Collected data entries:
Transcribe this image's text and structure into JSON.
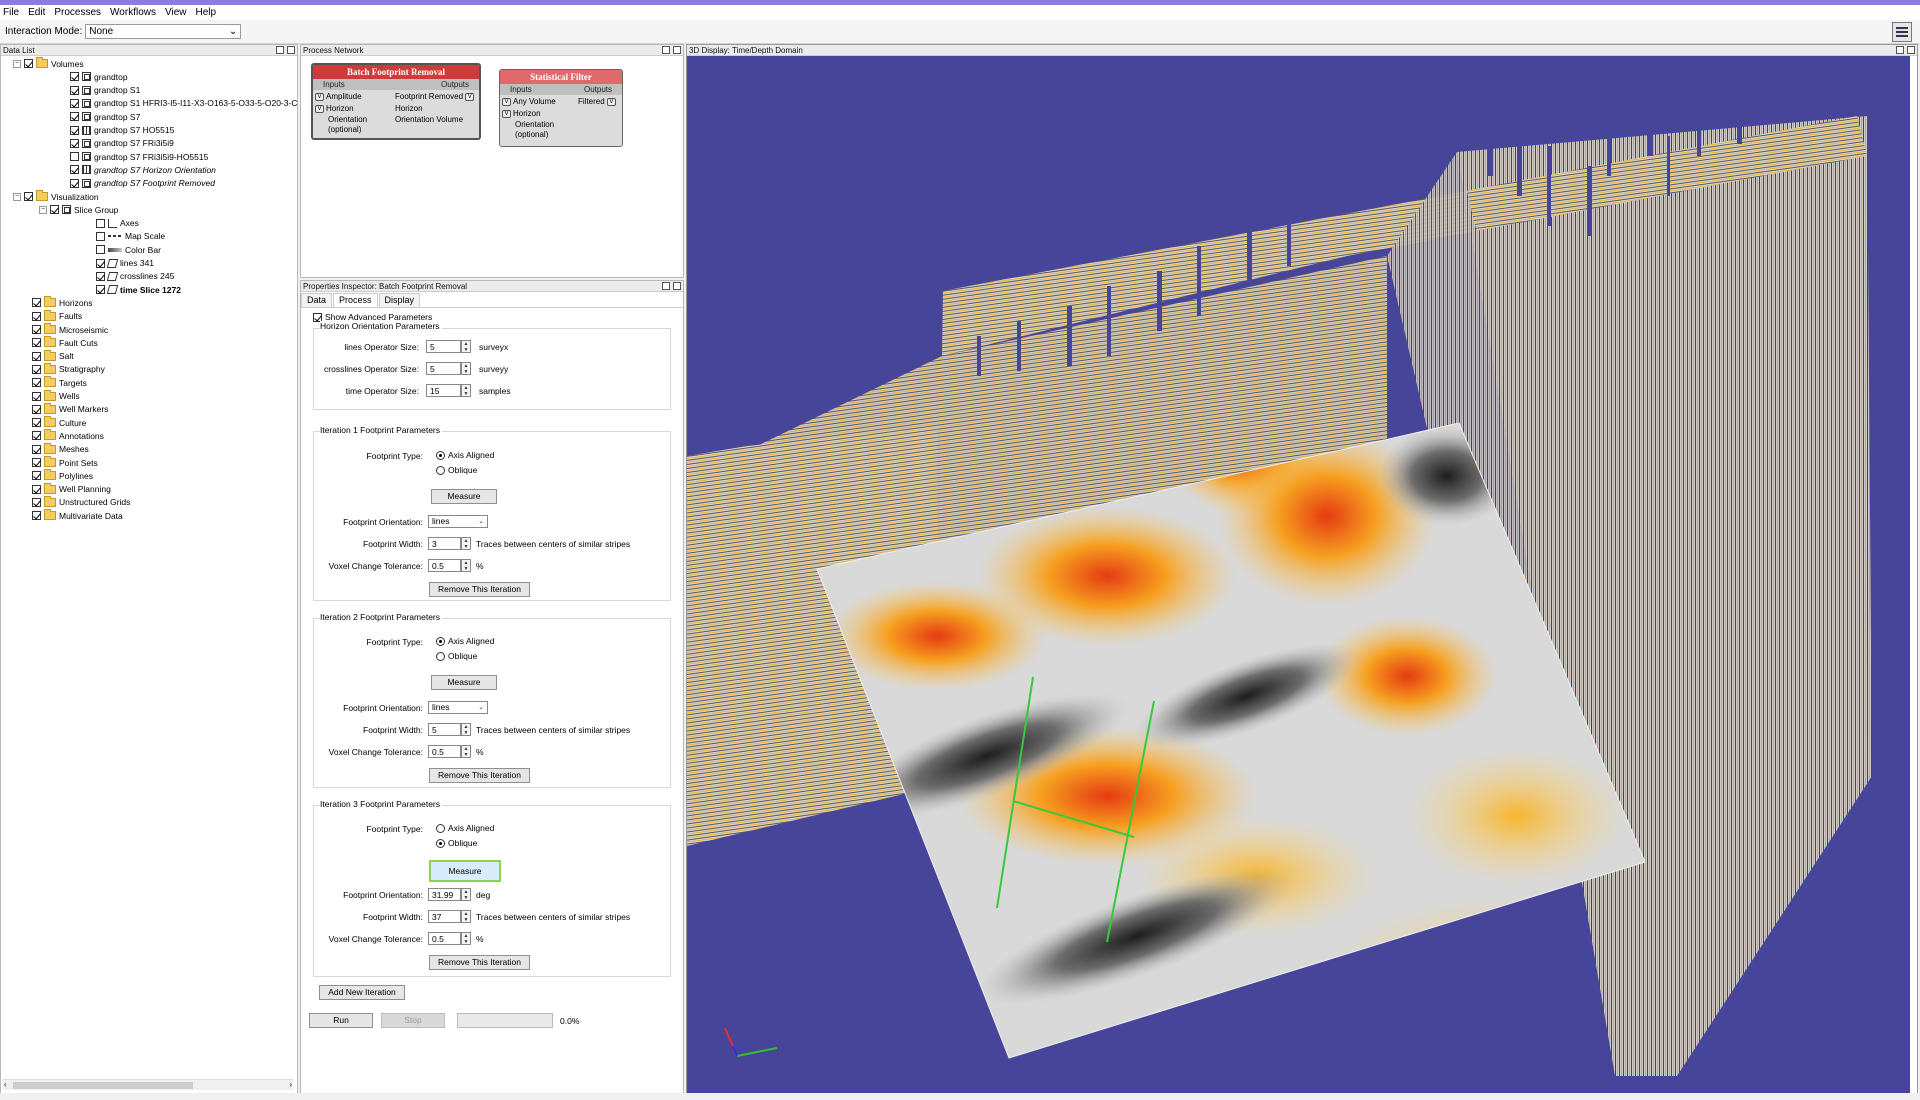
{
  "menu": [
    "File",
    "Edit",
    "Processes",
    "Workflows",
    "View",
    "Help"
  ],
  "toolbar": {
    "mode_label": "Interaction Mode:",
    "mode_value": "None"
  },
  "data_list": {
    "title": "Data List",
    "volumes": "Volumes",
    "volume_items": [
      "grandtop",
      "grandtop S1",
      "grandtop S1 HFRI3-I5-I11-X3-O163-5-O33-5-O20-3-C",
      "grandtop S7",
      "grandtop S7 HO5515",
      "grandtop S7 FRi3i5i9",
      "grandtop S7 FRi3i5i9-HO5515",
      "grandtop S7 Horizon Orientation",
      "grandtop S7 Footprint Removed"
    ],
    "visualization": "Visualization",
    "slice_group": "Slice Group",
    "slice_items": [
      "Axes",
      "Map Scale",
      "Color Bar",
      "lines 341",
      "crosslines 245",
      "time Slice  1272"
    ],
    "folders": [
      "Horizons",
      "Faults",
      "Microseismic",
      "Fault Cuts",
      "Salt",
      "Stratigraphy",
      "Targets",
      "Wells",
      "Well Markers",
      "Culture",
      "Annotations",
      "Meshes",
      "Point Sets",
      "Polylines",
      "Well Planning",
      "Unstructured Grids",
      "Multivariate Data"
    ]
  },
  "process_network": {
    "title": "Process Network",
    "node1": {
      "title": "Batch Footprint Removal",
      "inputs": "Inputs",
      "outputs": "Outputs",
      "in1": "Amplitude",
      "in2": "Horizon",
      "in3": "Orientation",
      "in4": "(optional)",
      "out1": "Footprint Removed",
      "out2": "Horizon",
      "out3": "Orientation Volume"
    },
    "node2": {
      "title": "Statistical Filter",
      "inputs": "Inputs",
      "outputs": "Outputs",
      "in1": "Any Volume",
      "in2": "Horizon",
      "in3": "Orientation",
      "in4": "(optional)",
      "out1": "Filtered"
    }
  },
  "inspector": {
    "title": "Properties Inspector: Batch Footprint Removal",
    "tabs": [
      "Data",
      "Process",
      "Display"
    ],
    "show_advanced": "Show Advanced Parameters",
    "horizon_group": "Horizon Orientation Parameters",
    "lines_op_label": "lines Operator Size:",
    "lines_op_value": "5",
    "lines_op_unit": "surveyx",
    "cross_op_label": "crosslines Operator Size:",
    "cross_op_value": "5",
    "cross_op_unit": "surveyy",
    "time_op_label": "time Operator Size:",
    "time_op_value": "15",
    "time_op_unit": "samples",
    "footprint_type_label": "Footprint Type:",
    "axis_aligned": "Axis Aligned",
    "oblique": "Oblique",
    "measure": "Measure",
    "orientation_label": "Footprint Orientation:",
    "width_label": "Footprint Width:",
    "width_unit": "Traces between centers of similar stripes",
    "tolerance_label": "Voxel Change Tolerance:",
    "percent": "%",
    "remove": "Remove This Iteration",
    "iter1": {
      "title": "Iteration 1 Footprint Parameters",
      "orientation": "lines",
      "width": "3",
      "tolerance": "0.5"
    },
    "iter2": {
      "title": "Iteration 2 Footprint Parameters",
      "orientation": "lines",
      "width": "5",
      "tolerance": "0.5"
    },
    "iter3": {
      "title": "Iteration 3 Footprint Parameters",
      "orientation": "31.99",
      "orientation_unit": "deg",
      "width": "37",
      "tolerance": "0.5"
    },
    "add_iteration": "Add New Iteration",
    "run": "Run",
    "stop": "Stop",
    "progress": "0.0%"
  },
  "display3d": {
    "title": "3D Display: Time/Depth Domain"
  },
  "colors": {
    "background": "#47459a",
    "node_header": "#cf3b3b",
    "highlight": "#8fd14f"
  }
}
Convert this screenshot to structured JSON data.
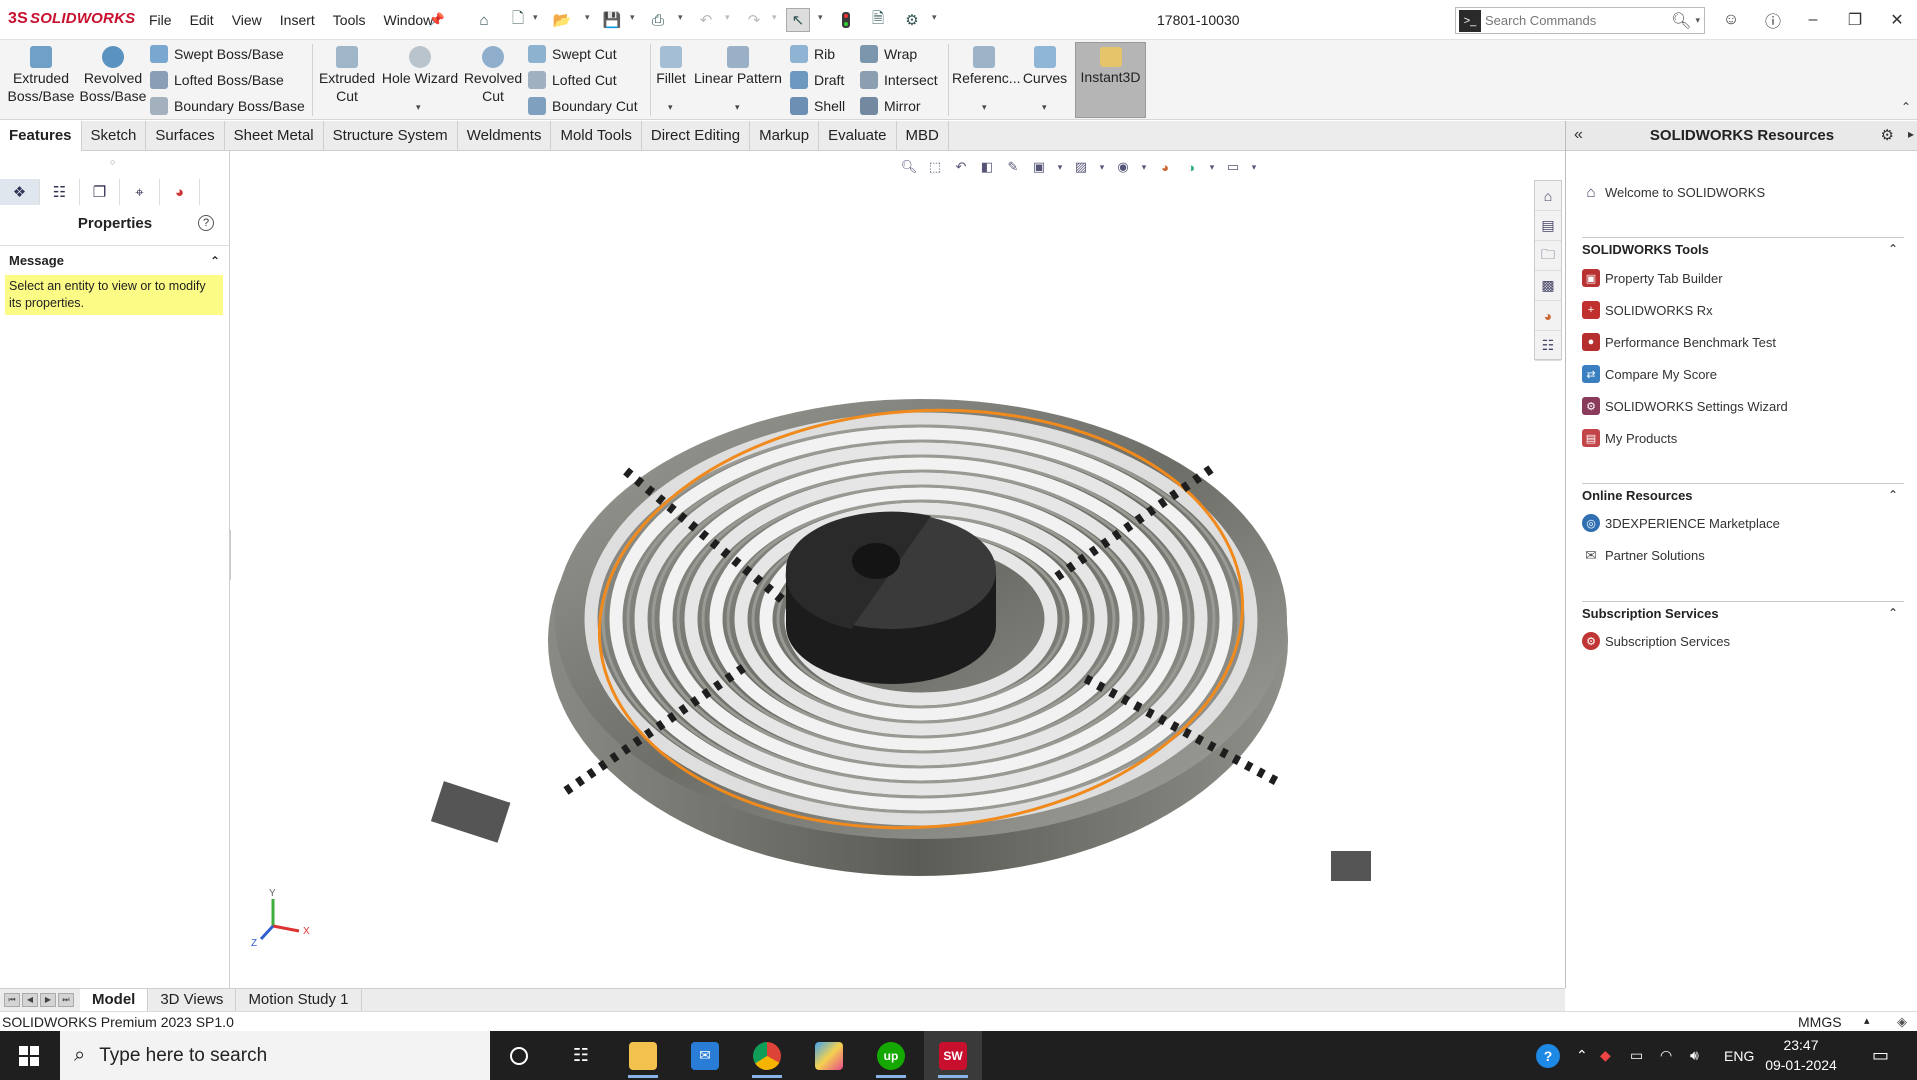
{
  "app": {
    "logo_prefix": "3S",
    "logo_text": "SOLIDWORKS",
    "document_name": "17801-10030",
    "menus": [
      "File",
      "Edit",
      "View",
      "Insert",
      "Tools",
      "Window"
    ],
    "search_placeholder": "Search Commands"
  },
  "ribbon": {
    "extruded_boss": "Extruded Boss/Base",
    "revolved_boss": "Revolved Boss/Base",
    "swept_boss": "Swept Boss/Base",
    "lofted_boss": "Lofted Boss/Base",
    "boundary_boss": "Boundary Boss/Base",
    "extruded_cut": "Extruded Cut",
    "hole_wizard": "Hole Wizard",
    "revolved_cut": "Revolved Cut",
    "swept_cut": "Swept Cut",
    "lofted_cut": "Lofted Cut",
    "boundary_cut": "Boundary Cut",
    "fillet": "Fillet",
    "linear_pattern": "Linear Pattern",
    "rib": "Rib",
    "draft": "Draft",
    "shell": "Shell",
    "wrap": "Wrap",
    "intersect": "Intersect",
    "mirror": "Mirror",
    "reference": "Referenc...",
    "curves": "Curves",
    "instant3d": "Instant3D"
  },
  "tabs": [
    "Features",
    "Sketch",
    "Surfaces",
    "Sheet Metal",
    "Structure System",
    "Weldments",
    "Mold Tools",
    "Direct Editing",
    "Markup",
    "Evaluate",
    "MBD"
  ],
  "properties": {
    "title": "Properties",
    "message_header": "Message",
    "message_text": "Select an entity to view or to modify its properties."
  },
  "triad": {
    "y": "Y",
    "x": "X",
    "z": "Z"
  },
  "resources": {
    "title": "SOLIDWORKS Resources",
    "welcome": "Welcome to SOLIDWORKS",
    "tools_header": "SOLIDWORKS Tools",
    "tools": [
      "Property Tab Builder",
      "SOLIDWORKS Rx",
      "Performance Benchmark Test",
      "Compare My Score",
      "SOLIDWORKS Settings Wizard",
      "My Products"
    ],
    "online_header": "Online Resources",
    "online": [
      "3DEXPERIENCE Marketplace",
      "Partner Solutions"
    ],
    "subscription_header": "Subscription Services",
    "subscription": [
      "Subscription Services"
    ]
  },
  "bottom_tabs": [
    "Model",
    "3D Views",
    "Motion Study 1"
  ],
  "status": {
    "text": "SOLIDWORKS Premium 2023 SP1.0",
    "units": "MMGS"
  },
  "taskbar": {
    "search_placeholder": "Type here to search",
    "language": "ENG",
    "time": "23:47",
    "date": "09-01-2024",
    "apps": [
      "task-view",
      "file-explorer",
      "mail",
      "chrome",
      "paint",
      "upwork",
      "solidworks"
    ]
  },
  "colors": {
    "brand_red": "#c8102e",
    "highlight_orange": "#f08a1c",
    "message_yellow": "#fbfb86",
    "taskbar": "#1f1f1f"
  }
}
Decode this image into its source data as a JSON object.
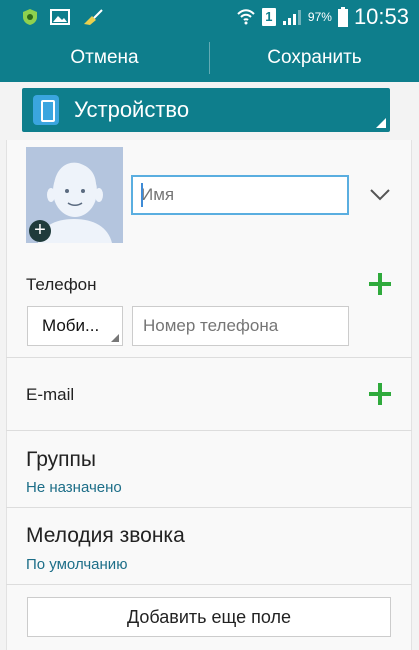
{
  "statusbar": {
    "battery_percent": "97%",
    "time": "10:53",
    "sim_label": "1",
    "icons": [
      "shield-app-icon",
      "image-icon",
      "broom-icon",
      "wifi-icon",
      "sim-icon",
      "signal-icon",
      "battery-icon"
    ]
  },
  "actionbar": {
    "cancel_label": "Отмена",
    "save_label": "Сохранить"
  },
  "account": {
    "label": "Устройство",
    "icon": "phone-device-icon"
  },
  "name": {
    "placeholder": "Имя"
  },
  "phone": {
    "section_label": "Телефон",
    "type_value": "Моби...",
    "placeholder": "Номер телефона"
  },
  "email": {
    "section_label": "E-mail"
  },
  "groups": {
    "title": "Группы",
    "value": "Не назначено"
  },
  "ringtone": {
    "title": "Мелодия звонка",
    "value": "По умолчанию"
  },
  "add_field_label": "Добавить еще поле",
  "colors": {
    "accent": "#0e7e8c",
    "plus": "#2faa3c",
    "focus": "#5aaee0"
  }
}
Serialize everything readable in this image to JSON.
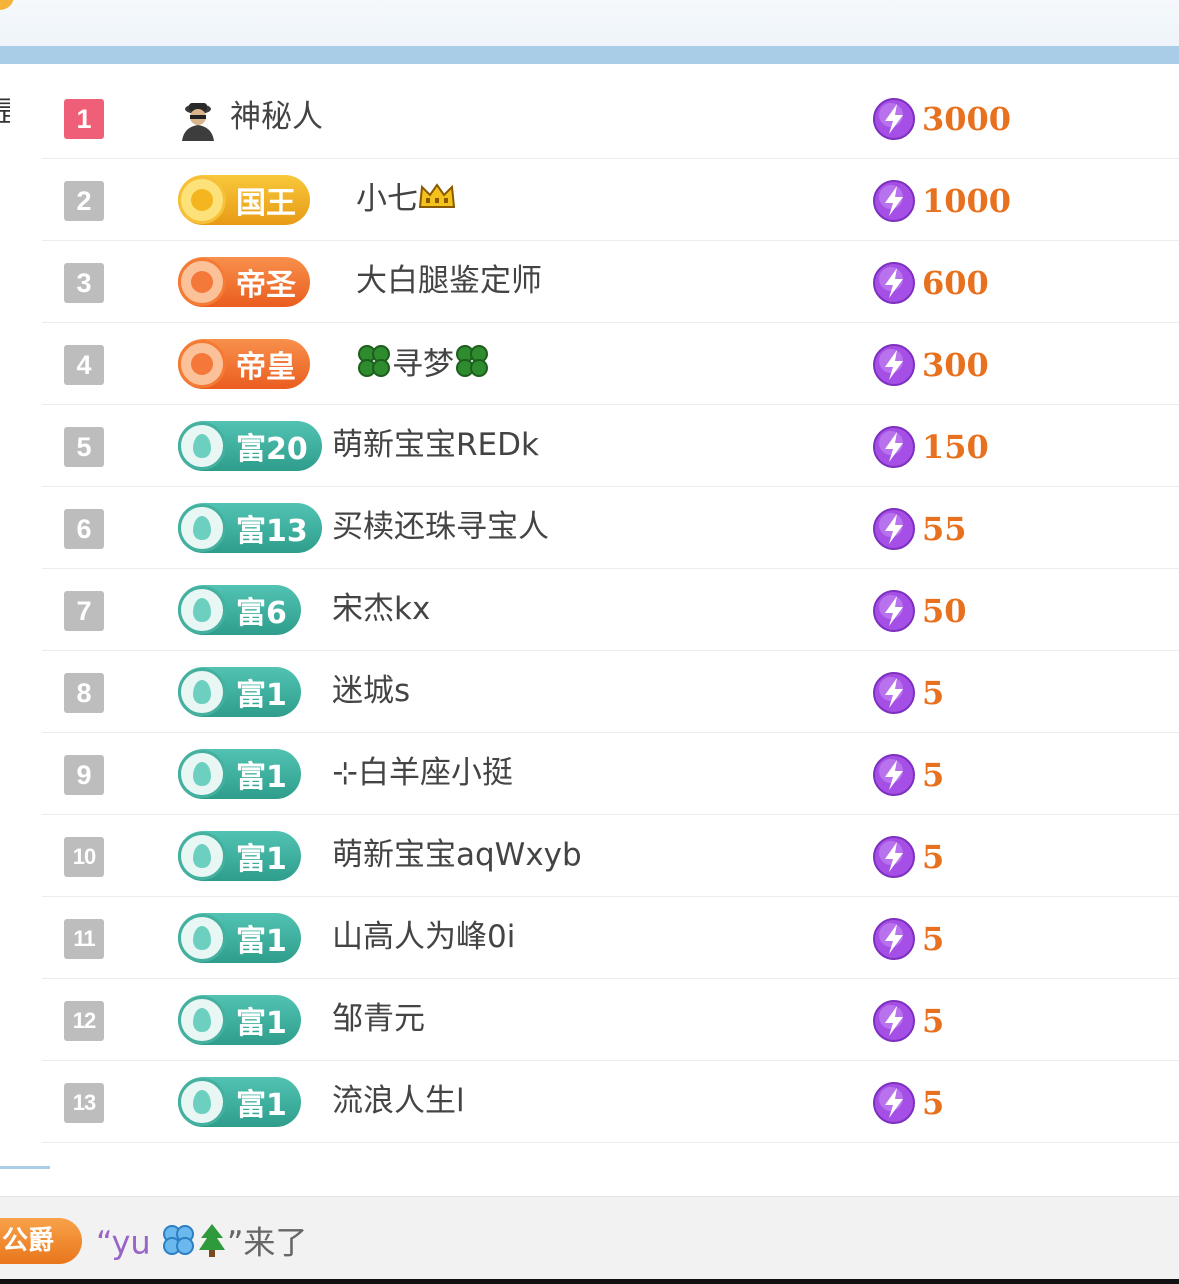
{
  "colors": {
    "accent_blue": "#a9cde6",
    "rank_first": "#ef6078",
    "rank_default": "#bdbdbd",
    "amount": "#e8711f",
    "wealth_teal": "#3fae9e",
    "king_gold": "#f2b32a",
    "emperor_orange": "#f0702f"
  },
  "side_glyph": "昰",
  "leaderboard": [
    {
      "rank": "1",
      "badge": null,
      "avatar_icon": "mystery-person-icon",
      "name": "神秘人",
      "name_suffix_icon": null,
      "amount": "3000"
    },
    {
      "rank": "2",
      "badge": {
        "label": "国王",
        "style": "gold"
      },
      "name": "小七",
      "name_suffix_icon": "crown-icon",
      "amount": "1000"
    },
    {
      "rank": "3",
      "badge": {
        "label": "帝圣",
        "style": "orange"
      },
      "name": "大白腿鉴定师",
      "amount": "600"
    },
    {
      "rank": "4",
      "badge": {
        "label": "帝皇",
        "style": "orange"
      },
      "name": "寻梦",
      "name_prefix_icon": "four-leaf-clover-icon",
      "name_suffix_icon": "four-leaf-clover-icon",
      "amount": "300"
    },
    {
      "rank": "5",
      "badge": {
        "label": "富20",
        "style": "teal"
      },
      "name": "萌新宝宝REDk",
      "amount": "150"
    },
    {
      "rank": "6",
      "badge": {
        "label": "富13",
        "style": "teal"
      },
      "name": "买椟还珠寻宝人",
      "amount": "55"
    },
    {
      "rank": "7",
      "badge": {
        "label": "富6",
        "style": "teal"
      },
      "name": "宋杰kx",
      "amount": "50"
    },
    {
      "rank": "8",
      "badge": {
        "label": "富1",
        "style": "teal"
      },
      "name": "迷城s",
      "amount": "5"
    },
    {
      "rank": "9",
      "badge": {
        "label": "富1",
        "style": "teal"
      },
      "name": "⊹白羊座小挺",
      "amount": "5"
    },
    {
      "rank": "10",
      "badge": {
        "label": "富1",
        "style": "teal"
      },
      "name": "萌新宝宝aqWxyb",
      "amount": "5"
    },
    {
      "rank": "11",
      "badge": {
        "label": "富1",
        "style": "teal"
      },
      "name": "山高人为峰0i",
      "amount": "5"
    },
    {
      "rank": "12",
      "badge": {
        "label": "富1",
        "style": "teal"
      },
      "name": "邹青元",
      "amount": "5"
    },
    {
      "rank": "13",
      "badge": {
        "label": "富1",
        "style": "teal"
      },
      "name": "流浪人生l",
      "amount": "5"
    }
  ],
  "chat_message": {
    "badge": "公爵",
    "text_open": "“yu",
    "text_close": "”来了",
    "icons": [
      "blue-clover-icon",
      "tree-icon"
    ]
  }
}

_Instruction_
Each line that holds the string "Size" counts once; give the total and nothing else.

_Written response_
3